Gather all lines from the material that contain the word "LOWESTOFT".

§ Figure contents as structured data

▼

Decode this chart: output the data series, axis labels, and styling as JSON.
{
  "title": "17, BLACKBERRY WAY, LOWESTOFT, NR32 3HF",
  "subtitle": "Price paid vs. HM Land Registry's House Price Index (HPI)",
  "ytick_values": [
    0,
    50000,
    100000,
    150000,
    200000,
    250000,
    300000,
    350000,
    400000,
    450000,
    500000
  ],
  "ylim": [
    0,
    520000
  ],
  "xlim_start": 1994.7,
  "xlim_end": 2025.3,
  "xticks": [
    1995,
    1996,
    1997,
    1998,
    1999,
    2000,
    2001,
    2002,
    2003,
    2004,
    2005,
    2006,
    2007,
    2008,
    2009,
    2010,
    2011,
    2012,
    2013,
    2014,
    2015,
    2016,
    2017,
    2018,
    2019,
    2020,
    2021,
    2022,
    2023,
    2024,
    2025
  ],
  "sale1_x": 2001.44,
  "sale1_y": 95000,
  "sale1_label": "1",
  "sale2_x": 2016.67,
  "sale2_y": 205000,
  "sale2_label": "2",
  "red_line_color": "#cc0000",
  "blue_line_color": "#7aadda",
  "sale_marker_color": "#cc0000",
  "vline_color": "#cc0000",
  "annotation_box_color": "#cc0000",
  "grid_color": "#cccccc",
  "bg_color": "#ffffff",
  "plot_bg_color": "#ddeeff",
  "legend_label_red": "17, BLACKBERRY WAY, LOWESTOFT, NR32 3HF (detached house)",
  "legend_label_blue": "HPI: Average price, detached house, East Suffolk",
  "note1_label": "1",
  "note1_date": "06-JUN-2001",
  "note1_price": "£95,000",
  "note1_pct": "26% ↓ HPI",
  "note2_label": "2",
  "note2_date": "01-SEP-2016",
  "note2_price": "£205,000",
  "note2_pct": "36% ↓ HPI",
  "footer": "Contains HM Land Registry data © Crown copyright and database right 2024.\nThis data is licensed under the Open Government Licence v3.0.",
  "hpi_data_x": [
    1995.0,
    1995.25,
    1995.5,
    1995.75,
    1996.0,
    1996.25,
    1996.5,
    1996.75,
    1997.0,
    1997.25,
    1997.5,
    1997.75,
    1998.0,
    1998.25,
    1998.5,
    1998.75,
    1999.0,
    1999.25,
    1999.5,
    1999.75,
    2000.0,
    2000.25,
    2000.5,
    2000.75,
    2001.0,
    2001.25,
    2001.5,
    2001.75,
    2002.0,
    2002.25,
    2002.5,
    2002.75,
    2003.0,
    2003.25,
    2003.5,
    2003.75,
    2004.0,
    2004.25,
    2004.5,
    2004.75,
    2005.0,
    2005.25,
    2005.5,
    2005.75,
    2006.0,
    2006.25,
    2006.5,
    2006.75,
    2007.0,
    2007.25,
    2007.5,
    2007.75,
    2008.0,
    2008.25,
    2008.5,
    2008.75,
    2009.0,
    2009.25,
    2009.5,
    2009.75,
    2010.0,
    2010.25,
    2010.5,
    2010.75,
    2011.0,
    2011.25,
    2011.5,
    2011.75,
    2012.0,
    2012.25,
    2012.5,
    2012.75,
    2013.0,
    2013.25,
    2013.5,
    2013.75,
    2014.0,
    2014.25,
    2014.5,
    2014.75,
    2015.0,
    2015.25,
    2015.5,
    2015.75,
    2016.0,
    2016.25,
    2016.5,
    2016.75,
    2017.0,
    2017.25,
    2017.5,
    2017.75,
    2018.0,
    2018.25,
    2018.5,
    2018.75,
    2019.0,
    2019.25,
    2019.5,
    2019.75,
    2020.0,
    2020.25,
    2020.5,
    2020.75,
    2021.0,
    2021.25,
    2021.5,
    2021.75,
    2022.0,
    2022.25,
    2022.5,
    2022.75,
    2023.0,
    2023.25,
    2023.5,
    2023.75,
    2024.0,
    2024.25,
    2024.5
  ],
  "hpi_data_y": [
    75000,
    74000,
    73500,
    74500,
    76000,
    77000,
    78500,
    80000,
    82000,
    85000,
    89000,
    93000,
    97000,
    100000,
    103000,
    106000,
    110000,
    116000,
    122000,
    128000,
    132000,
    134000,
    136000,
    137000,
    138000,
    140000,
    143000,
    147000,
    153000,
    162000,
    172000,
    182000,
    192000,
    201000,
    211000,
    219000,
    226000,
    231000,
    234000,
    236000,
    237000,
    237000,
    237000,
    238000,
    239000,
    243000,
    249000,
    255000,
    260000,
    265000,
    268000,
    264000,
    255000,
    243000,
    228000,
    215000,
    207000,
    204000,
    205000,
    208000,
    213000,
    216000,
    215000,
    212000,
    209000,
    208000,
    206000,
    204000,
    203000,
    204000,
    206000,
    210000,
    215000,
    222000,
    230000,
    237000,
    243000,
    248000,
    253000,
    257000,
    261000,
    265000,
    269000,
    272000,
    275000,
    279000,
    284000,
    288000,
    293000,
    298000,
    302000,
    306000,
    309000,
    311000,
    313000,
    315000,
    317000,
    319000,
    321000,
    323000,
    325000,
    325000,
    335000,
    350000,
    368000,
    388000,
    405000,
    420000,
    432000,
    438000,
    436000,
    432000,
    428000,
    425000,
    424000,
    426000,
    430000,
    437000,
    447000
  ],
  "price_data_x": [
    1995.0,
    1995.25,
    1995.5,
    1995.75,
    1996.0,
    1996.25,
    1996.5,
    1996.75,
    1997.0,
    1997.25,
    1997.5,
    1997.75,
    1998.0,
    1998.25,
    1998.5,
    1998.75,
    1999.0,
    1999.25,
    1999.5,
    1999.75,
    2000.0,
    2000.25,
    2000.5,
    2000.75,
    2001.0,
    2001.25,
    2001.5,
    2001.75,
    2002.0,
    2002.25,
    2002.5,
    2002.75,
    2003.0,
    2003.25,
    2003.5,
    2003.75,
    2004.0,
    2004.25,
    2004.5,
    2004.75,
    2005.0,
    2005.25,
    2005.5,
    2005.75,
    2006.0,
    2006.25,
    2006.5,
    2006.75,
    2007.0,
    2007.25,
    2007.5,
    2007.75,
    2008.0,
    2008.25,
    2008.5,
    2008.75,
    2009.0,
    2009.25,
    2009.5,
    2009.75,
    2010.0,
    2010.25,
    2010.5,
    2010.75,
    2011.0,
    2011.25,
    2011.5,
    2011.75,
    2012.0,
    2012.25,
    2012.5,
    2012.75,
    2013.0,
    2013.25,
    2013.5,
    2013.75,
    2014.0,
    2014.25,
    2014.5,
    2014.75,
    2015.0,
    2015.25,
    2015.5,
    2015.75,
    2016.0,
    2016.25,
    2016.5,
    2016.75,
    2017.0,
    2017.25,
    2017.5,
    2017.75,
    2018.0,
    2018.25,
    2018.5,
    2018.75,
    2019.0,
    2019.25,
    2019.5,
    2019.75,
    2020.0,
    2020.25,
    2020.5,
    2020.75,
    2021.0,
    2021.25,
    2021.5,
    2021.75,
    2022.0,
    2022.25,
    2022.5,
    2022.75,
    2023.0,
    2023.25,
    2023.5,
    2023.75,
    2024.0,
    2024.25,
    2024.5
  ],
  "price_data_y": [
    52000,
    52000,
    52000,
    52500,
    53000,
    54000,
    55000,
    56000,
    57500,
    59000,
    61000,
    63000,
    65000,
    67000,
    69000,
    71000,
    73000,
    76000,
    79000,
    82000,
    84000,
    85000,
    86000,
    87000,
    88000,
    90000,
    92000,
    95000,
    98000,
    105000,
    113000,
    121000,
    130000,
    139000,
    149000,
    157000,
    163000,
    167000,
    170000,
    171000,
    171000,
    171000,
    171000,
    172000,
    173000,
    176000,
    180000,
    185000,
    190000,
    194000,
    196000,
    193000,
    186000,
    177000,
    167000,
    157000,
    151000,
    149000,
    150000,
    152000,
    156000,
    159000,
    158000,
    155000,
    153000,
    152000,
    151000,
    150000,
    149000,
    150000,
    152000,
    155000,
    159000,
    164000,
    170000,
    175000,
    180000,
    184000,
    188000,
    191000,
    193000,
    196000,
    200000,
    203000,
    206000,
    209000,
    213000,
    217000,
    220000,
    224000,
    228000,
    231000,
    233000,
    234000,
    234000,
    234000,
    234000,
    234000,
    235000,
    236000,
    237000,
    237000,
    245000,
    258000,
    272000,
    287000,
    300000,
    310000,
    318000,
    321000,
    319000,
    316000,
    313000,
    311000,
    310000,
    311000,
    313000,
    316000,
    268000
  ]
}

▲

§ Task response
  "title": "17, BLACKBERRY WAY, LOWESTOFT, NR32 3HF",
  "legend_label_red": "17, BLACKBERRY WAY, LOWESTOFT, NR32 3HF (detached house)",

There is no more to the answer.